Task: Give the number of lines that contain the string "object", please, and nothing else.

Extracts from a graphics dataset:
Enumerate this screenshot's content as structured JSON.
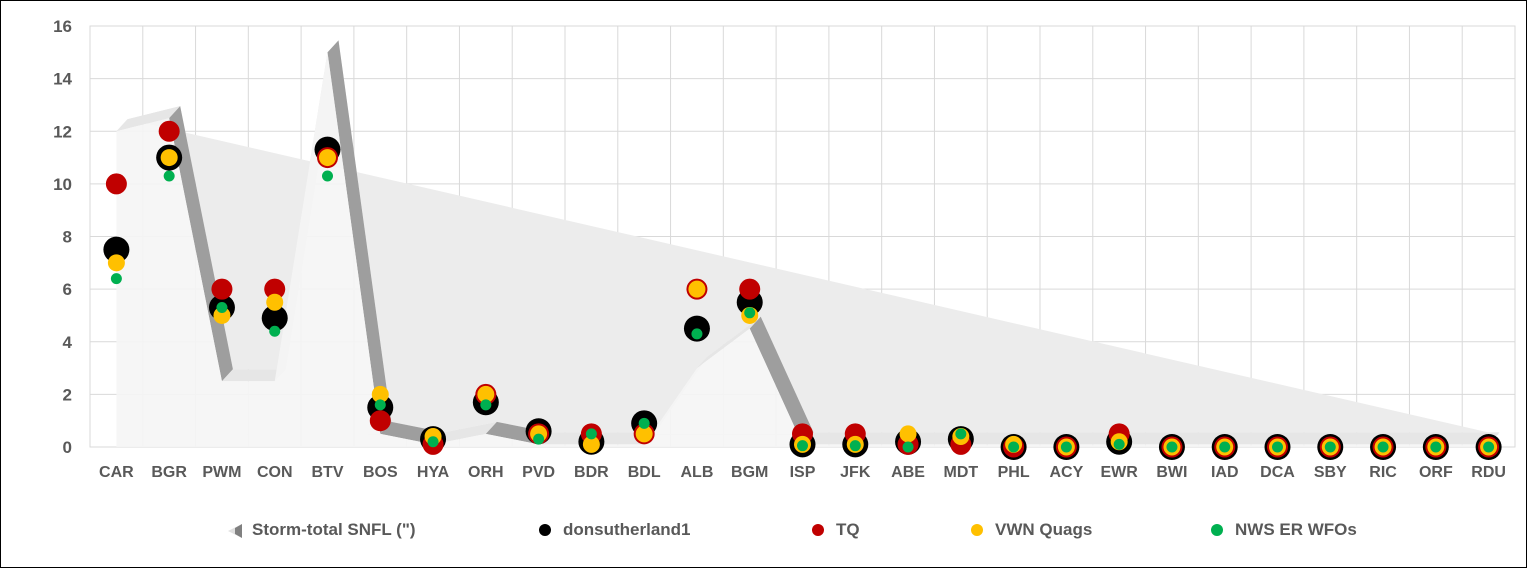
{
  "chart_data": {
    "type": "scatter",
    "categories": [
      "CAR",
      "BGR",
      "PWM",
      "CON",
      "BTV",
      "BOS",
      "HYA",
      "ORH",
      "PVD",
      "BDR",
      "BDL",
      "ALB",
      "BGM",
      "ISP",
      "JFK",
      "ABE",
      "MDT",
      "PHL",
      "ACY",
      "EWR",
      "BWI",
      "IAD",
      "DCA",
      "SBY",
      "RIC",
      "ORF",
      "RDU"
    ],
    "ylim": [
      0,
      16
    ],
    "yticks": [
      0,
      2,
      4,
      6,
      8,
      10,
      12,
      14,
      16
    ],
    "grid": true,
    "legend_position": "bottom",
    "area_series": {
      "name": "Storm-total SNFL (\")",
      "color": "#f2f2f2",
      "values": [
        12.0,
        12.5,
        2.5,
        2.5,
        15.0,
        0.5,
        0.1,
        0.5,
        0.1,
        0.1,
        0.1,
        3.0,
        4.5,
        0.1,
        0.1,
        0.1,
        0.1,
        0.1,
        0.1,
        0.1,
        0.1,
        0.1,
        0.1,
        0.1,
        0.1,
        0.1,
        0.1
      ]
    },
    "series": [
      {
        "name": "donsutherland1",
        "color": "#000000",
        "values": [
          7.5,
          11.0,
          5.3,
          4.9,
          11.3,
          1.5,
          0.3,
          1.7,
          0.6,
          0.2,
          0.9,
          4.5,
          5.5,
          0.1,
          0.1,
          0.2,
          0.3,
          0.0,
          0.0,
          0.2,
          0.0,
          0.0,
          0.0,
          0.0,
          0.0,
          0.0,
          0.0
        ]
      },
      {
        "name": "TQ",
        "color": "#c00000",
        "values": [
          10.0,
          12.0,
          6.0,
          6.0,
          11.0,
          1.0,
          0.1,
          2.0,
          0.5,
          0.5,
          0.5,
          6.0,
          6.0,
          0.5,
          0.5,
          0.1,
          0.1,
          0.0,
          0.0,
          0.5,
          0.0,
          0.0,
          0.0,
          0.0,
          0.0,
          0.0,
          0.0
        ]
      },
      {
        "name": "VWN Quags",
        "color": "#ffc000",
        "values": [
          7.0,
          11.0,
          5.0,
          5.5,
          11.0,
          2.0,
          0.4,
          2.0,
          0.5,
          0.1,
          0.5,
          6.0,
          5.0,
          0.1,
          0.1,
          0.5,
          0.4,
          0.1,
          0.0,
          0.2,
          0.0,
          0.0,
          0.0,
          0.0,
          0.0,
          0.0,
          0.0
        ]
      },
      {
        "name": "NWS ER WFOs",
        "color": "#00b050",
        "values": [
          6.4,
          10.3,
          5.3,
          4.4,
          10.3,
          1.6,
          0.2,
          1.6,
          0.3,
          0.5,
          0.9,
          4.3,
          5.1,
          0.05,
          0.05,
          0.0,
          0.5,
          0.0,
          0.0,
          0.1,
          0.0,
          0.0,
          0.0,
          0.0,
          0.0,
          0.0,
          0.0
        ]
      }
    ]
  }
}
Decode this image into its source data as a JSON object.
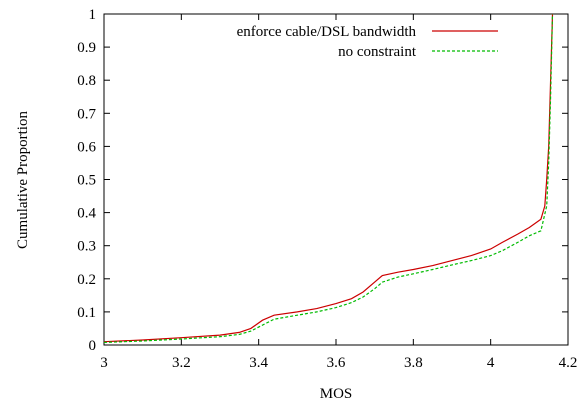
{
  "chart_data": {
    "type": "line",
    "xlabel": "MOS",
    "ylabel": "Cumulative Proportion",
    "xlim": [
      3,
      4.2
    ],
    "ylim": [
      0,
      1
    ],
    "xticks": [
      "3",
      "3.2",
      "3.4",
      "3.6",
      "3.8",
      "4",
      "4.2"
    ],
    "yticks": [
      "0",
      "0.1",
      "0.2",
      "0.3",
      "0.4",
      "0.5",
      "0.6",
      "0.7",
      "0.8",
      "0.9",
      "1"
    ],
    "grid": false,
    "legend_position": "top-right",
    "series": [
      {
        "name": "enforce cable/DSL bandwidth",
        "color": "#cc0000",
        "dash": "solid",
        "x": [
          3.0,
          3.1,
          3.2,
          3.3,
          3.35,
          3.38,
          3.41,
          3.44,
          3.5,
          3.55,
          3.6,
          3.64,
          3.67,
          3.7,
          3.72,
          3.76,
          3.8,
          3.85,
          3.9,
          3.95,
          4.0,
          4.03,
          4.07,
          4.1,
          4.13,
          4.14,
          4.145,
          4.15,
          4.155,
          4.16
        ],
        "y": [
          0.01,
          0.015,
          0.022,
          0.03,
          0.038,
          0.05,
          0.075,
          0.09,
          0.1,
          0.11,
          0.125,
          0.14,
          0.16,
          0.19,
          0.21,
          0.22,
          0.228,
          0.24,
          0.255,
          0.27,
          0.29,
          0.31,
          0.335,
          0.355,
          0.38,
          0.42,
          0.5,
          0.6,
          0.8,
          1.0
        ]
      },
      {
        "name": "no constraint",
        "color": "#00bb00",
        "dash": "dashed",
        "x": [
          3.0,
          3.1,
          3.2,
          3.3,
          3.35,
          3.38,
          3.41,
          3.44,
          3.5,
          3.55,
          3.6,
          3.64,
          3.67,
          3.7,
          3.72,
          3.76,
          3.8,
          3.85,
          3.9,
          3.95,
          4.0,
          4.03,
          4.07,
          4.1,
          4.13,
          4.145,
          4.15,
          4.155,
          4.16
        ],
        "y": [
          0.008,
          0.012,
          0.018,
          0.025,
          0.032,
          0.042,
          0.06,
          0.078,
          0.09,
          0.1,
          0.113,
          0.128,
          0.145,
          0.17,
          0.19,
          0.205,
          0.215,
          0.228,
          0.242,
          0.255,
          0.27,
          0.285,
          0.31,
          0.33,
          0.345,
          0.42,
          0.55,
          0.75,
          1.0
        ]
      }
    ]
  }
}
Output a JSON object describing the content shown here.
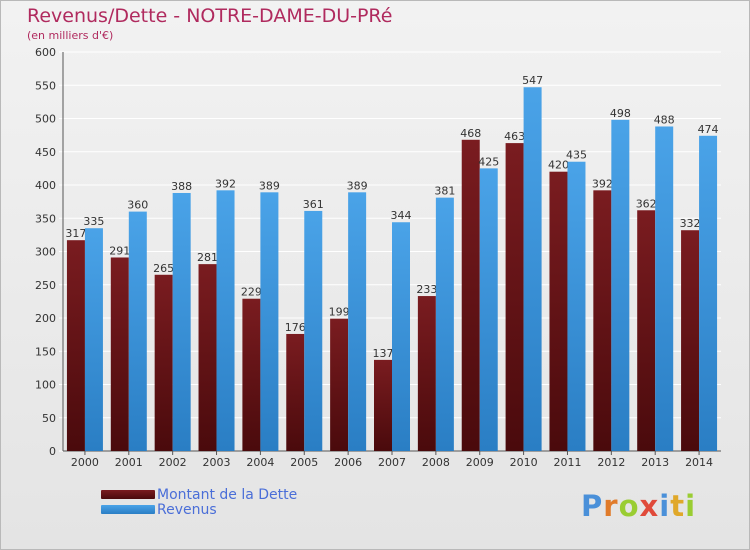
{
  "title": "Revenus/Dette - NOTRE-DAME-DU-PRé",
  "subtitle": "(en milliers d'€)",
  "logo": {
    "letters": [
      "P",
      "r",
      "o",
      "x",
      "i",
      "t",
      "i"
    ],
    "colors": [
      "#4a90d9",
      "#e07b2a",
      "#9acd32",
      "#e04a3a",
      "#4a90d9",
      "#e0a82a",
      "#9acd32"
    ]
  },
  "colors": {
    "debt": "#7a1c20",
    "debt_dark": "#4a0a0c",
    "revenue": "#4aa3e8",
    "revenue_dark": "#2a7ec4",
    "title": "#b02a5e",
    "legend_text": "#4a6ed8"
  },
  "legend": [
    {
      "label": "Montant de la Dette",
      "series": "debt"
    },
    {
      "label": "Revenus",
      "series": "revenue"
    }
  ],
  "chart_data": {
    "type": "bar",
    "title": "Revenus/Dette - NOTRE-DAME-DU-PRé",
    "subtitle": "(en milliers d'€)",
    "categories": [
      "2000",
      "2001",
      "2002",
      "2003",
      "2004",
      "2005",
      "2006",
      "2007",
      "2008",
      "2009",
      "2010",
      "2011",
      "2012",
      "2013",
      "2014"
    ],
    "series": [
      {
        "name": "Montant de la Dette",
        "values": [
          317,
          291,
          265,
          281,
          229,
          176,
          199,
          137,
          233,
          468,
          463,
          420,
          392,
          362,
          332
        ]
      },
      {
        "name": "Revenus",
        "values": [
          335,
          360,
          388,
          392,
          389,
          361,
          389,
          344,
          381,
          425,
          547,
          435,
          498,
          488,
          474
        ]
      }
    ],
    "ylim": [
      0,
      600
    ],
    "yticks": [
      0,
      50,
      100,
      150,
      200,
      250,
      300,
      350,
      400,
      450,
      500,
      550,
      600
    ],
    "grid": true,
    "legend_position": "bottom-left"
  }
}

Final result: 2